__DIRECTIONS__. Copy out all lines carrying the word "style".
——
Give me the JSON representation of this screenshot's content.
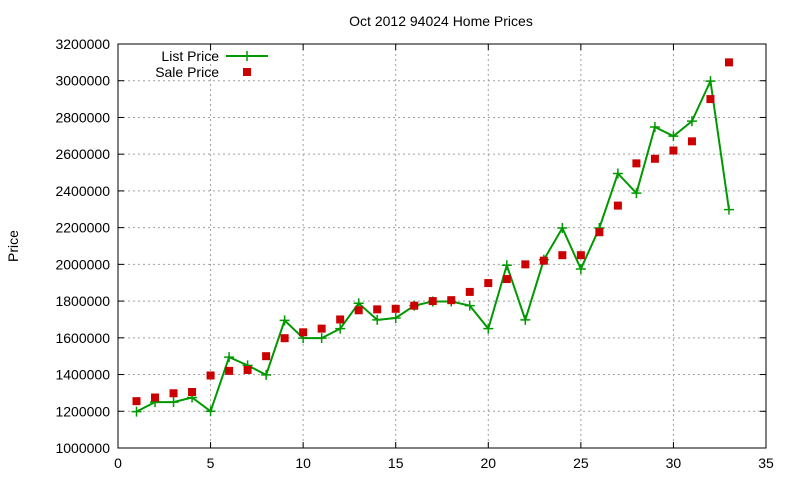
{
  "chart_data": {
    "type": "line",
    "title": "Oct 2012 94024 Home Prices",
    "xlabel": "",
    "ylabel": "Price",
    "xlim": [
      0,
      35
    ],
    "ylim": [
      1000000,
      3200000
    ],
    "xticks": [
      0,
      5,
      10,
      15,
      20,
      25,
      30,
      35
    ],
    "yticks": [
      1000000,
      1200000,
      1400000,
      1600000,
      1800000,
      2000000,
      2200000,
      2400000,
      2600000,
      2800000,
      3000000,
      3200000
    ],
    "grid": true,
    "legend_position": "top-left",
    "series": [
      {
        "name": "List Price",
        "style": "line-with-plus-markers",
        "color": "#009900",
        "x": [
          1,
          2,
          3,
          4,
          5,
          6,
          7,
          8,
          9,
          10,
          11,
          12,
          13,
          14,
          15,
          16,
          17,
          18,
          19,
          20,
          21,
          22,
          23,
          24,
          25,
          26,
          27,
          28,
          29,
          30,
          31,
          32,
          33
        ],
        "values": [
          1198000,
          1250000,
          1250000,
          1275000,
          1200000,
          1495000,
          1450000,
          1398000,
          1695000,
          1598000,
          1598000,
          1650000,
          1788000,
          1698000,
          1708000,
          1775000,
          1798000,
          1798000,
          1775000,
          1650000,
          1995000,
          1698000,
          2025000,
          2198000,
          1975000,
          2198000,
          2495000,
          2388000,
          2748000,
          2698000,
          2780000,
          2998000,
          2298000
        ]
      },
      {
        "name": "Sale Price",
        "style": "square-markers",
        "color": "#cc0000",
        "x": [
          1,
          2,
          3,
          4,
          5,
          6,
          7,
          8,
          9,
          10,
          11,
          12,
          13,
          14,
          15,
          16,
          17,
          18,
          19,
          20,
          21,
          22,
          23,
          24,
          25,
          26,
          27,
          28,
          29,
          30,
          31,
          32,
          33
        ],
        "values": [
          1255000,
          1275000,
          1298000,
          1305000,
          1395000,
          1420000,
          1425000,
          1500000,
          1598000,
          1630000,
          1650000,
          1700000,
          1750000,
          1755000,
          1758000,
          1775000,
          1800000,
          1805000,
          1850000,
          1898000,
          1920000,
          2000000,
          2020000,
          2050000,
          2050000,
          2175000,
          2320000,
          2550000,
          2575000,
          2620000,
          2670000,
          2900000,
          3100000
        ]
      }
    ]
  }
}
——
__SOLUTION TO THIS TASK__.
        "style": "line-with-plus-markers",
        "style": "square-markers",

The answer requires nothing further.